### [WHAT IS ASKED]
Go through the entries below and retype them exactly, omitting each picture.

• • •

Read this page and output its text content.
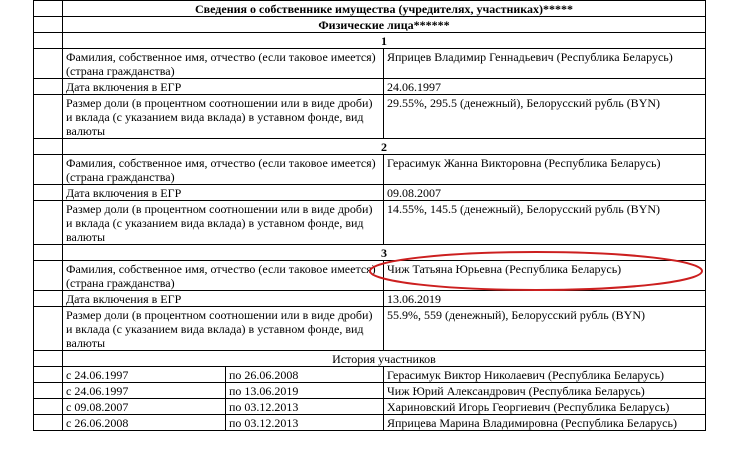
	Сведения о собственнике имущества (учредителях, участниках)*****		
	Физические лица******		
	1		
	Фамилия, собственное имя, отчество (если таковое имеется) (страна гражданства)		Яприцев Владимир Геннадьевич (Республика Беларусь)
	Дата включения в ЕГР		24.06.1997
	Размер доли (в процентном соотношении или в виде дроби) и вклада (с указанием вида вклада) в уставном фонде, вид валюты		29.55%, 295.5 (денежный), Белорусский рубль (BYN)
	2		
	Фамилия, собственное имя, отчество (если таковое имеется) (страна гражданства)		Герасимук Жанна Викторовна (Республика Беларусь)
	Дата включения в ЕГР		09.08.2007
	Размер доли (в процентном соотношении или в виде дроби) и вклада (с указанием вида вклада) в уставном фонде, вид валюты		14.55%, 145.5 (денежный), Белорусский рубль (BYN)
	3		
	Фамилия, собственное имя, отчество (если таковое имеется) (страна гражданства)		Чиж Татьяна Юрьевна (Республика Беларусь)
	Дата включения в ЕГР		13.06.2019
	Размер доли (в процентном соотношении или в виде дроби) и вклада (с указанием вида вклада) в уставном фонде, вид валюты		55.9%, 559 (денежный), Белорусский рубль (BYN)
	История участников		
	с 24.06.1997	по 26.06.2008	Герасимук Виктор Николаевич (Республика Беларусь)
	с 24.06.1997	по 13.06.2019	Чиж Юрий Александрович (Республика Беларусь)
	с 09.08.2007	по 03.12.2013	Хариновский Игорь Георгиевич (Республика Беларусь)
	с 26.06.2008	по 03.12.2013	Яприцева Марина Владимировна (Республика Беларусь)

• • •

### [ANSWER FOR THE TASK]
Read this page and output its text content.
	Сведения о собственнике имущества (учредителях, участниках)*****		
	Физические лица******		
	1		
	Фамилия, собственное имя, отчество (если таковое имеется) (страна гражданства)		Яприцев Владимир Геннадьевич (Республика Беларусь)
	Дата включения в ЕГР		24.06.1997
	Размер доли (в процентном соотношении или в виде дроби) и вклада (с указанием вида вклада) в уставном фонде, вид валюты		29.55%, 295.5 (денежный), Белорусский рубль (BYN)
	2		
	Фамилия, собственное имя, отчество (если таковое имеется) (страна гражданства)		Герасимук Жанна Викторовна (Республика Беларусь)
	Дата включения в ЕГР		09.08.2007
	Размер доли (в процентном соотношении или в виде дроби) и вклада (с указанием вида вклада) в уставном фонде, вид валюты		14.55%, 145.5 (денежный), Белорусский рубль (BYN)
	3		
	Фамилия, собственное имя, отчество (если таковое имеется) (страна гражданства)		Чиж Татьяна Юрьевна (Республика Беларусь)
	Дата включения в ЕГР		13.06.2019
	Размер доли (в процентном соотношении или в виде дроби) и вклада (с указанием вида вклада) в уставном фонде, вид валюты		55.9%, 559 (денежный), Белорусский рубль (BYN)
	История участников		
	с 24.06.1997	по 26.06.2008	Герасимук Виктор Николаевич (Республика Беларусь)
	с 24.06.1997	по 13.06.2019	Чиж Юрий Александрович (Республика Беларусь)
	с 09.08.2007	по 03.12.2013	Хариновский Игорь Георгиевич (Республика Беларусь)
	с 26.06.2008	по 03.12.2013	Яприцева Марина Владимировна (Республика Беларусь)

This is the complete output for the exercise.